→ Given task: Write out all of the lines below, exactly and completely.
────────────────────────────────────────
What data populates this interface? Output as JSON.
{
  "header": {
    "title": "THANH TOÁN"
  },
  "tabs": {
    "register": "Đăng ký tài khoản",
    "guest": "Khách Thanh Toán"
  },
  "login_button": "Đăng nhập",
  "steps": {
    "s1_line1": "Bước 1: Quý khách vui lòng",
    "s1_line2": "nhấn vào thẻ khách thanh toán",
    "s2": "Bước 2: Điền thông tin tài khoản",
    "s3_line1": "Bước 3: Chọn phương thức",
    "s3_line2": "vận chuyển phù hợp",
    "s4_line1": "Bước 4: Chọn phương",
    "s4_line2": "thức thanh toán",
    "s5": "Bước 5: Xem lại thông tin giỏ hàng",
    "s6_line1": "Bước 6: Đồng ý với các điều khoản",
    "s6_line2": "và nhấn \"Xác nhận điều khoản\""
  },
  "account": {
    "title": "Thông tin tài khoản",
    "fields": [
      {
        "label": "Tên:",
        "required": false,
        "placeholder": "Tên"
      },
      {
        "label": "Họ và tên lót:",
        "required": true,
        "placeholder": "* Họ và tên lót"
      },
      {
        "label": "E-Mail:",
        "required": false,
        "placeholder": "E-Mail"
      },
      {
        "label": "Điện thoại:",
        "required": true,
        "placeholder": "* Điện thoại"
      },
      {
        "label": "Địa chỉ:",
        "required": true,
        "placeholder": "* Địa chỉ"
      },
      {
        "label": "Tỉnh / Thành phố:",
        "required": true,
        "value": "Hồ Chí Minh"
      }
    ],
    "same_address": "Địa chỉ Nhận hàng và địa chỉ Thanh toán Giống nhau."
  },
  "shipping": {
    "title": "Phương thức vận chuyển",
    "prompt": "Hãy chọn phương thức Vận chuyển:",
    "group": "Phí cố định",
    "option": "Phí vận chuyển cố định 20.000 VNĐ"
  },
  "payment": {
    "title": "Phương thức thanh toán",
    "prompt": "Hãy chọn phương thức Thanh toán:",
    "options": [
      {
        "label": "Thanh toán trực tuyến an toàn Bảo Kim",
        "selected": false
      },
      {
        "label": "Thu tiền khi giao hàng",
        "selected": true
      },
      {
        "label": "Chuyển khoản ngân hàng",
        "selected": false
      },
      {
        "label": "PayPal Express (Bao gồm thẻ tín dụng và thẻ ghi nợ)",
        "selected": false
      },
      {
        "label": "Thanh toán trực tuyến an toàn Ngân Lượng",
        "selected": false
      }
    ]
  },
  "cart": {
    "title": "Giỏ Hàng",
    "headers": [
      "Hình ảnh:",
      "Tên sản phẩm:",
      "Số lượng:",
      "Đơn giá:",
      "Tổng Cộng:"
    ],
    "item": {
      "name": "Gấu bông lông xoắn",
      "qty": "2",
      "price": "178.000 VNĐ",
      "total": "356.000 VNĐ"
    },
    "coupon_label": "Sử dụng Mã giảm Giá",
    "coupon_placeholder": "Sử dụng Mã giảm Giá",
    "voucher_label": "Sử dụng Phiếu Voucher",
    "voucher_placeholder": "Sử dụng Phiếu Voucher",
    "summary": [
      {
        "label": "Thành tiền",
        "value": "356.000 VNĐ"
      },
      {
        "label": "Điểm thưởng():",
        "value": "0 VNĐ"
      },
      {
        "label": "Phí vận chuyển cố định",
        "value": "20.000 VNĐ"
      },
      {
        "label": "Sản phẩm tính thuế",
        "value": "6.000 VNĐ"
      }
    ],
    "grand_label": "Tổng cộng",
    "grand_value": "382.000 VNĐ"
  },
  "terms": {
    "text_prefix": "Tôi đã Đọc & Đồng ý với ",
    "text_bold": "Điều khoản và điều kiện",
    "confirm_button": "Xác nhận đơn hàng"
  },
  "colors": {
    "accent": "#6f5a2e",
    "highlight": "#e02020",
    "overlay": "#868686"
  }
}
────────────────────────────────────────
→ Solution to this exercise:
What data populates this interface? Output as JSON.
{
  "header": {
    "title": "THANH TOÁN"
  },
  "tabs": {
    "register": "Đăng ký tài khoản",
    "guest": "Khách Thanh Toán"
  },
  "login_button": "Đăng nhập",
  "steps": {
    "s1_line1": "Bước 1: Quý khách vui lòng",
    "s1_line2": "nhấn vào thẻ khách thanh toán",
    "s2": "Bước 2: Điền thông tin tài khoản",
    "s3_line1": "Bước 3: Chọn phương thức",
    "s3_line2": "vận chuyển phù hợp",
    "s4_line1": "Bước 4: Chọn phương",
    "s4_line2": "thức thanh toán",
    "s5": "Bước 5: Xem lại thông tin giỏ hàng",
    "s6_line1": "Bước 6: Đồng ý với các điều khoản",
    "s6_line2": "và nhấn \"Xác nhận điều khoản\""
  },
  "account": {
    "title": "Thông tin tài khoản",
    "fields": [
      {
        "label": "Tên:",
        "required": false,
        "placeholder": "Tên"
      },
      {
        "label": "Họ và tên lót:",
        "required": true,
        "placeholder": "* Họ và tên lót"
      },
      {
        "label": "E-Mail:",
        "required": false,
        "placeholder": "E-Mail"
      },
      {
        "label": "Điện thoại:",
        "required": true,
        "placeholder": "* Điện thoại"
      },
      {
        "label": "Địa chỉ:",
        "required": true,
        "placeholder": "* Địa chỉ"
      },
      {
        "label": "Tỉnh / Thành phố:",
        "required": true,
        "value": "Hồ Chí Minh"
      }
    ],
    "same_address": "Địa chỉ Nhận hàng và địa chỉ Thanh toán Giống nhau."
  },
  "shipping": {
    "title": "Phương thức vận chuyển",
    "prompt": "Hãy chọn phương thức Vận chuyển:",
    "group": "Phí cố định",
    "option": "Phí vận chuyển cố định 20.000 VNĐ"
  },
  "payment": {
    "title": "Phương thức thanh toán",
    "prompt": "Hãy chọn phương thức Thanh toán:",
    "options": [
      {
        "label": "Thanh toán trực tuyến an toàn Bảo Kim",
        "selected": false
      },
      {
        "label": "Thu tiền khi giao hàng",
        "selected": true
      },
      {
        "label": "Chuyển khoản ngân hàng",
        "selected": false
      },
      {
        "label": "PayPal Express (Bao gồm thẻ tín dụng và thẻ ghi nợ)",
        "selected": false
      },
      {
        "label": "Thanh toán trực tuyến an toàn Ngân Lượng",
        "selected": false
      }
    ]
  },
  "cart": {
    "title": "Giỏ Hàng",
    "headers": [
      "Hình ảnh:",
      "Tên sản phẩm:",
      "Số lượng:",
      "Đơn giá:",
      "Tổng Cộng:"
    ],
    "item": {
      "name": "Gấu bông lông xoắn",
      "qty": "2",
      "price": "178.000 VNĐ",
      "total": "356.000 VNĐ"
    },
    "coupon_label": "Sử dụng Mã giảm Giá",
    "coupon_placeholder": "Sử dụng Mã giảm Giá",
    "voucher_label": "Sử dụng Phiếu Voucher",
    "voucher_placeholder": "Sử dụng Phiếu Voucher",
    "summary": [
      {
        "label": "Thành tiền",
        "value": "356.000 VNĐ"
      },
      {
        "label": "Điểm thưởng():",
        "value": "0 VNĐ"
      },
      {
        "label": "Phí vận chuyển cố định",
        "value": "20.000 VNĐ"
      },
      {
        "label": "Sản phẩm tính thuế",
        "value": "6.000 VNĐ"
      }
    ],
    "grand_label": "Tổng cộng",
    "grand_value": "382.000 VNĐ"
  },
  "terms": {
    "text_prefix": "Tôi đã Đọc & Đồng ý với ",
    "text_bold": "Điều khoản và điều kiện",
    "confirm_button": "Xác nhận đơn hàng"
  },
  "colors": {
    "accent": "#6f5a2e",
    "highlight": "#e02020",
    "overlay": "#868686"
  }
}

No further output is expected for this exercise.